» THE TASK
Below is a block of records; repeat all of them exactly.

[Excerpts from a figure dataset]
** start **

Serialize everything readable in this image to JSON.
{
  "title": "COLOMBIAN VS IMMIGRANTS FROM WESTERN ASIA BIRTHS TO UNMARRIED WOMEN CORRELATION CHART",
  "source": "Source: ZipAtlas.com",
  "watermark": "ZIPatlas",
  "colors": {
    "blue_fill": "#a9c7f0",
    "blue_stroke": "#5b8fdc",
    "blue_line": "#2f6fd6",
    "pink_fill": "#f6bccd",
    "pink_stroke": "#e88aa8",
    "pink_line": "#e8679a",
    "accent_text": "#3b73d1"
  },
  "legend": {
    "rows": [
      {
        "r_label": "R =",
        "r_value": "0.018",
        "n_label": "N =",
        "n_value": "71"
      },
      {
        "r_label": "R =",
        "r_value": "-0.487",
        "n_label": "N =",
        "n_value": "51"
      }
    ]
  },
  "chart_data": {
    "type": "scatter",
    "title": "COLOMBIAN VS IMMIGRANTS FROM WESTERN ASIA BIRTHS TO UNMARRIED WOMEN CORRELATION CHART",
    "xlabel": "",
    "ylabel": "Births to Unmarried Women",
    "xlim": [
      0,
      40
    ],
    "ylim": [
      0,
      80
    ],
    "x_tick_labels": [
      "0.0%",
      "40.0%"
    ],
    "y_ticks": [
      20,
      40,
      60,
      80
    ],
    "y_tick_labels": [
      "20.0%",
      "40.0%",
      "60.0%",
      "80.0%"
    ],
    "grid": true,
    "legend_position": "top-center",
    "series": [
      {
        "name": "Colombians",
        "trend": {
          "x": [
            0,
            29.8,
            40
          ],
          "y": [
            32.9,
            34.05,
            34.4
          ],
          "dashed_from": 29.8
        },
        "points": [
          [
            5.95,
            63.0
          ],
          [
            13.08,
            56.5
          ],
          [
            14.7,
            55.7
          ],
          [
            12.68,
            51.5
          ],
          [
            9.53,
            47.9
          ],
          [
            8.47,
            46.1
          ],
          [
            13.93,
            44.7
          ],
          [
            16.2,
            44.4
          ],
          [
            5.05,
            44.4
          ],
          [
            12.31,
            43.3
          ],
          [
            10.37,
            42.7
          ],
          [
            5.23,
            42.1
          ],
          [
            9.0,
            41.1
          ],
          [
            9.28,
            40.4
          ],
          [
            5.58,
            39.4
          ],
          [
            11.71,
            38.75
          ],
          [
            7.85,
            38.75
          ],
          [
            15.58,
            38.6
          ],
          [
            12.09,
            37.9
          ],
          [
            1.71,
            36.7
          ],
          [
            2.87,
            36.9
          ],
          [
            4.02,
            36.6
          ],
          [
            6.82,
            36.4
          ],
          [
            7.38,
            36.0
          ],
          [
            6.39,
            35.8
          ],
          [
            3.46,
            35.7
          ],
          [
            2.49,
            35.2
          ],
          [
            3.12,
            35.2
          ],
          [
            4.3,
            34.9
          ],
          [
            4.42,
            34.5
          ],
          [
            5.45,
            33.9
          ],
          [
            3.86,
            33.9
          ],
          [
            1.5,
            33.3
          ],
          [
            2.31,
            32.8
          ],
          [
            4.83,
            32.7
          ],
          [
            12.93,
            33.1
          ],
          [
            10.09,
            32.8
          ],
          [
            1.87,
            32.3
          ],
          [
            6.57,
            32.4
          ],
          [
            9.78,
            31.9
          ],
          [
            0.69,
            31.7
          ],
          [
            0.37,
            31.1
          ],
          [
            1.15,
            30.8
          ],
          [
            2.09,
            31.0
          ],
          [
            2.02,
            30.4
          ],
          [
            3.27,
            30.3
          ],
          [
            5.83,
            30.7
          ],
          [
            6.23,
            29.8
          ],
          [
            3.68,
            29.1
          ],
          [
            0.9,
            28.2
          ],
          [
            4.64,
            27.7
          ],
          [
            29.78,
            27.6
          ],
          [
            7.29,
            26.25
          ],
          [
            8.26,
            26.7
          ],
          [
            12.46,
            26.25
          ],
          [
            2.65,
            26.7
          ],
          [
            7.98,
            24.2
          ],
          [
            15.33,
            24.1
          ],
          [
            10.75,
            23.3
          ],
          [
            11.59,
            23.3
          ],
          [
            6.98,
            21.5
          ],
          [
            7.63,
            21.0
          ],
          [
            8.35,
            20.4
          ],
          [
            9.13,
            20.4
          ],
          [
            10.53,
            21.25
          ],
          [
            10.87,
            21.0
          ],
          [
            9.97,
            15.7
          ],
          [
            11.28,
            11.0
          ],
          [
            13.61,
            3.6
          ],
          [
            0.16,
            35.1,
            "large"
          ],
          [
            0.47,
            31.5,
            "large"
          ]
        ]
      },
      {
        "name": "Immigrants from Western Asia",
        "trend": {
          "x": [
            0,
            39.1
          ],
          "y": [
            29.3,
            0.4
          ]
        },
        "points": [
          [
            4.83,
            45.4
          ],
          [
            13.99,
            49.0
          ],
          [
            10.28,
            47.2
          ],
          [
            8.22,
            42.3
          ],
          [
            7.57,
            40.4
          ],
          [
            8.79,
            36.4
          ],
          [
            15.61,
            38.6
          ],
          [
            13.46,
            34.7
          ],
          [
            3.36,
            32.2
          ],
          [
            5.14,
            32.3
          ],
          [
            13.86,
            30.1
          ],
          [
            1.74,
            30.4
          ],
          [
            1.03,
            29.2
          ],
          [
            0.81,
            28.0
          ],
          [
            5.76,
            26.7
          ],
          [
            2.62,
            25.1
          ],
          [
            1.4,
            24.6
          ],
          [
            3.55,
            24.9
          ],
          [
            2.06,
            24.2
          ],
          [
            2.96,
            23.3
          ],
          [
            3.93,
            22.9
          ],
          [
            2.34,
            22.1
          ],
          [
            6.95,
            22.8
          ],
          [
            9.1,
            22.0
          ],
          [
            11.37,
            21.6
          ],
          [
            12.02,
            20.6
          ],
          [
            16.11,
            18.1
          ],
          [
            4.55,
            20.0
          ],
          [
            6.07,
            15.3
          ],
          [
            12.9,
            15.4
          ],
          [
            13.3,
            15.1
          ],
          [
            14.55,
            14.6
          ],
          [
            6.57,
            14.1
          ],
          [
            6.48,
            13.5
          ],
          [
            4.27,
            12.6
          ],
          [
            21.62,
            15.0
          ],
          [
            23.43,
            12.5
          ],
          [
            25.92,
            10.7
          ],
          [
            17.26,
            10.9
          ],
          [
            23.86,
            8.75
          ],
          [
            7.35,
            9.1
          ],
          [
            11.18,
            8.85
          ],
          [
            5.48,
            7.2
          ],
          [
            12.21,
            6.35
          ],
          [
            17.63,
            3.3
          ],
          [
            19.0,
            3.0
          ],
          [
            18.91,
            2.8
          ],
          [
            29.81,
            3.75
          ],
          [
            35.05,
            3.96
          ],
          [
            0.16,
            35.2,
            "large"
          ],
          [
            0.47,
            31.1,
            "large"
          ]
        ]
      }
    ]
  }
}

** end **

» RESULT
Serialize everything readable in this image to JSON.
{
  "title": "COLOMBIAN VS IMMIGRANTS FROM WESTERN ASIA BIRTHS TO UNMARRIED WOMEN CORRELATION CHART",
  "source": "Source: ZipAtlas.com",
  "watermark": "ZIPatlas",
  "colors": {
    "blue_fill": "#a9c7f0",
    "blue_stroke": "#5b8fdc",
    "blue_line": "#2f6fd6",
    "pink_fill": "#f6bccd",
    "pink_stroke": "#e88aa8",
    "pink_line": "#e8679a",
    "accent_text": "#3b73d1"
  },
  "legend": {
    "rows": [
      {
        "r_label": "R =",
        "r_value": "0.018",
        "n_label": "N =",
        "n_value": "71"
      },
      {
        "r_label": "R =",
        "r_value": "-0.487",
        "n_label": "N =",
        "n_value": "51"
      }
    ]
  },
  "chart_data": {
    "type": "scatter",
    "title": "COLOMBIAN VS IMMIGRANTS FROM WESTERN ASIA BIRTHS TO UNMARRIED WOMEN CORRELATION CHART",
    "xlabel": "",
    "ylabel": "Births to Unmarried Women",
    "xlim": [
      0,
      40
    ],
    "ylim": [
      0,
      80
    ],
    "x_tick_labels": [
      "0.0%",
      "40.0%"
    ],
    "y_ticks": [
      20,
      40,
      60,
      80
    ],
    "y_tick_labels": [
      "20.0%",
      "40.0%",
      "60.0%",
      "80.0%"
    ],
    "grid": true,
    "legend_position": "top-center",
    "series": [
      {
        "name": "Colombians",
        "trend": {
          "x": [
            0,
            29.8,
            40
          ],
          "y": [
            32.9,
            34.05,
            34.4
          ],
          "dashed_from": 29.8
        },
        "points": [
          [
            5.95,
            63.0
          ],
          [
            13.08,
            56.5
          ],
          [
            14.7,
            55.7
          ],
          [
            12.68,
            51.5
          ],
          [
            9.53,
            47.9
          ],
          [
            8.47,
            46.1
          ],
          [
            13.93,
            44.7
          ],
          [
            16.2,
            44.4
          ],
          [
            5.05,
            44.4
          ],
          [
            12.31,
            43.3
          ],
          [
            10.37,
            42.7
          ],
          [
            5.23,
            42.1
          ],
          [
            9.0,
            41.1
          ],
          [
            9.28,
            40.4
          ],
          [
            5.58,
            39.4
          ],
          [
            11.71,
            38.75
          ],
          [
            7.85,
            38.75
          ],
          [
            15.58,
            38.6
          ],
          [
            12.09,
            37.9
          ],
          [
            1.71,
            36.7
          ],
          [
            2.87,
            36.9
          ],
          [
            4.02,
            36.6
          ],
          [
            6.82,
            36.4
          ],
          [
            7.38,
            36.0
          ],
          [
            6.39,
            35.8
          ],
          [
            3.46,
            35.7
          ],
          [
            2.49,
            35.2
          ],
          [
            3.12,
            35.2
          ],
          [
            4.3,
            34.9
          ],
          [
            4.42,
            34.5
          ],
          [
            5.45,
            33.9
          ],
          [
            3.86,
            33.9
          ],
          [
            1.5,
            33.3
          ],
          [
            2.31,
            32.8
          ],
          [
            4.83,
            32.7
          ],
          [
            12.93,
            33.1
          ],
          [
            10.09,
            32.8
          ],
          [
            1.87,
            32.3
          ],
          [
            6.57,
            32.4
          ],
          [
            9.78,
            31.9
          ],
          [
            0.69,
            31.7
          ],
          [
            0.37,
            31.1
          ],
          [
            1.15,
            30.8
          ],
          [
            2.09,
            31.0
          ],
          [
            2.02,
            30.4
          ],
          [
            3.27,
            30.3
          ],
          [
            5.83,
            30.7
          ],
          [
            6.23,
            29.8
          ],
          [
            3.68,
            29.1
          ],
          [
            0.9,
            28.2
          ],
          [
            4.64,
            27.7
          ],
          [
            29.78,
            27.6
          ],
          [
            7.29,
            26.25
          ],
          [
            8.26,
            26.7
          ],
          [
            12.46,
            26.25
          ],
          [
            2.65,
            26.7
          ],
          [
            7.98,
            24.2
          ],
          [
            15.33,
            24.1
          ],
          [
            10.75,
            23.3
          ],
          [
            11.59,
            23.3
          ],
          [
            6.98,
            21.5
          ],
          [
            7.63,
            21.0
          ],
          [
            8.35,
            20.4
          ],
          [
            9.13,
            20.4
          ],
          [
            10.53,
            21.25
          ],
          [
            10.87,
            21.0
          ],
          [
            9.97,
            15.7
          ],
          [
            11.28,
            11.0
          ],
          [
            13.61,
            3.6
          ],
          [
            0.16,
            35.1,
            "large"
          ],
          [
            0.47,
            31.5,
            "large"
          ]
        ]
      },
      {
        "name": "Immigrants from Western Asia",
        "trend": {
          "x": [
            0,
            39.1
          ],
          "y": [
            29.3,
            0.4
          ]
        },
        "points": [
          [
            4.83,
            45.4
          ],
          [
            13.99,
            49.0
          ],
          [
            10.28,
            47.2
          ],
          [
            8.22,
            42.3
          ],
          [
            7.57,
            40.4
          ],
          [
            8.79,
            36.4
          ],
          [
            15.61,
            38.6
          ],
          [
            13.46,
            34.7
          ],
          [
            3.36,
            32.2
          ],
          [
            5.14,
            32.3
          ],
          [
            13.86,
            30.1
          ],
          [
            1.74,
            30.4
          ],
          [
            1.03,
            29.2
          ],
          [
            0.81,
            28.0
          ],
          [
            5.76,
            26.7
          ],
          [
            2.62,
            25.1
          ],
          [
            1.4,
            24.6
          ],
          [
            3.55,
            24.9
          ],
          [
            2.06,
            24.2
          ],
          [
            2.96,
            23.3
          ],
          [
            3.93,
            22.9
          ],
          [
            2.34,
            22.1
          ],
          [
            6.95,
            22.8
          ],
          [
            9.1,
            22.0
          ],
          [
            11.37,
            21.6
          ],
          [
            12.02,
            20.6
          ],
          [
            16.11,
            18.1
          ],
          [
            4.55,
            20.0
          ],
          [
            6.07,
            15.3
          ],
          [
            12.9,
            15.4
          ],
          [
            13.3,
            15.1
          ],
          [
            14.55,
            14.6
          ],
          [
            6.57,
            14.1
          ],
          [
            6.48,
            13.5
          ],
          [
            4.27,
            12.6
          ],
          [
            21.62,
            15.0
          ],
          [
            23.43,
            12.5
          ],
          [
            25.92,
            10.7
          ],
          [
            17.26,
            10.9
          ],
          [
            23.86,
            8.75
          ],
          [
            7.35,
            9.1
          ],
          [
            11.18,
            8.85
          ],
          [
            5.48,
            7.2
          ],
          [
            12.21,
            6.35
          ],
          [
            17.63,
            3.3
          ],
          [
            19.0,
            3.0
          ],
          [
            18.91,
            2.8
          ],
          [
            29.81,
            3.75
          ],
          [
            35.05,
            3.96
          ],
          [
            0.16,
            35.2,
            "large"
          ],
          [
            0.47,
            31.1,
            "large"
          ]
        ]
      }
    ]
  }
}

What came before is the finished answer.